SOURCE EXCERPT:

# # # # # # #

July 15, 2010

Economics 101 for crew managers

Judging by the statements that come out from many shipmanagement setups regularly, Indian seafarers had better be cautious. They are too demanding when it comes to wages, and, unless they change their avaricious ways, they will ‘price themselves out of the market’. These arguments are usually accompanied by the other old shibboleth of ship owners that have run out of better retention ideas: a plea –almost a demand- for mariner loyalty.

I have been hearing the same monotonic applesauce for more than twenty years. Indian seafarer salaries, in Indian rupee terms, have grown multifold during this time, a fact that should tell these good folk that their arguments have failed. However, old habits die hard. More importantly and against this argument, salaries in dollar terms have not grown as much as believed- as I will show later.

I don’t think what I have to say will surprise these gentlemen; I am sure that many of them don’t really believe their own rhetoric anyway. However, their grand HRD plan has just one arrow in the quiver: staff ships in the cheapest way possible, and the palaver is meant to pressurise the presumably dumb sailor to accept lower wages, and to stick to the same shipping company for twenty years while doing so. On a daily wage basis; what I call the Lloyd’s Open Form for wages- No work, no pay.

# # # # # # #

PROVIDED RECORDS:

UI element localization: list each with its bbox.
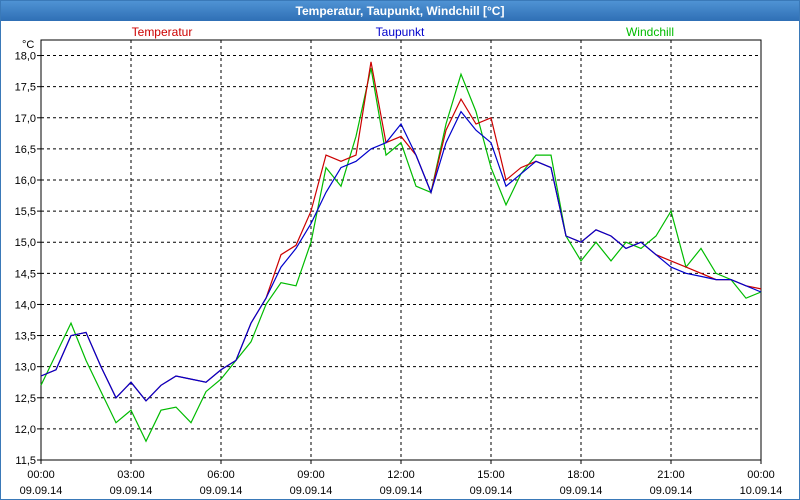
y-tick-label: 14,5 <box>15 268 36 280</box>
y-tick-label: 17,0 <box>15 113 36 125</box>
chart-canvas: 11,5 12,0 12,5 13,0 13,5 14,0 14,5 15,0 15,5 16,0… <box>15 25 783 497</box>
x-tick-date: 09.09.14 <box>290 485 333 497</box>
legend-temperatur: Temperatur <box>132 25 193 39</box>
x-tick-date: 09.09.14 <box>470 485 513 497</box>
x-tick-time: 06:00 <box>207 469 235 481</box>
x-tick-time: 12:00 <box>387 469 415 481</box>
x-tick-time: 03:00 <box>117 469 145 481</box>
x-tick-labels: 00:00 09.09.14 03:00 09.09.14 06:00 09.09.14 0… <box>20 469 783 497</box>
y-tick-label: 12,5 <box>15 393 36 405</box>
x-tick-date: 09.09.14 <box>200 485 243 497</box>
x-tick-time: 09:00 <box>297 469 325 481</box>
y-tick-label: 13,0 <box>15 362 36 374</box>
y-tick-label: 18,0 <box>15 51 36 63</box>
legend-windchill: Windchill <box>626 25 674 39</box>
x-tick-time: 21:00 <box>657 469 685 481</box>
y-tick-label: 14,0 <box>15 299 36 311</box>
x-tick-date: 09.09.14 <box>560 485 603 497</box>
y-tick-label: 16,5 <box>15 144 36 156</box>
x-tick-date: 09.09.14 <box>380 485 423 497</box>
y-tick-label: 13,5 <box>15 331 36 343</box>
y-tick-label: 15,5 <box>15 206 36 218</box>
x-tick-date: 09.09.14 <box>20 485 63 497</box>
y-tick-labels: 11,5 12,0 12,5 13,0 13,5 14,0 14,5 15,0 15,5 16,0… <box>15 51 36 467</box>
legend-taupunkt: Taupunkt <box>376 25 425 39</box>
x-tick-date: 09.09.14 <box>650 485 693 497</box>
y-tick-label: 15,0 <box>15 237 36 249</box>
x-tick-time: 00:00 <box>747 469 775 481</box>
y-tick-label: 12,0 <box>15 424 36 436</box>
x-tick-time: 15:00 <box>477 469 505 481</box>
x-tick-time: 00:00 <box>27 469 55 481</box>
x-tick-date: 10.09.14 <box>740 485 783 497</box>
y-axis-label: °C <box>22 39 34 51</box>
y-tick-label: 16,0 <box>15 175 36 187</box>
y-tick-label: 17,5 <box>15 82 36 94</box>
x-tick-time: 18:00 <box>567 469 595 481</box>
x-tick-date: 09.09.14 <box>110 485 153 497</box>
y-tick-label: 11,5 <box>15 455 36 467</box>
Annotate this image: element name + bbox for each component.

# # # # # # #

GIVEN INSTRUCTION: Can you reproduce, word for word, the stretch of the piece on crew managers' economics from "Economics 101 for" through "will show later."?

COMPLETED EXERCISE:
Economics 101 for crew managers

Judging by the statements that come out from many shipmanagement setups regularly, Indian seafarers had better be cautious. They are too demanding when it comes to wages, and, unless they change their avaricious ways, they will ‘price themselves out of the market’. These arguments are usually accompanied by the other old shibboleth of ship owners that have run out of better retention ideas: a plea –almost a demand- for mariner loyalty.

I have been hearing the same monotonic applesauce for more than twenty years. Indian seafarer salaries, in Indian rupee terms, have grown multifold during this time, a fact that should tell these good folk that their arguments have failed. However, old habits die hard. More importantly and against this argument, salaries in dollar terms have not grown as much as believed- as I will show later.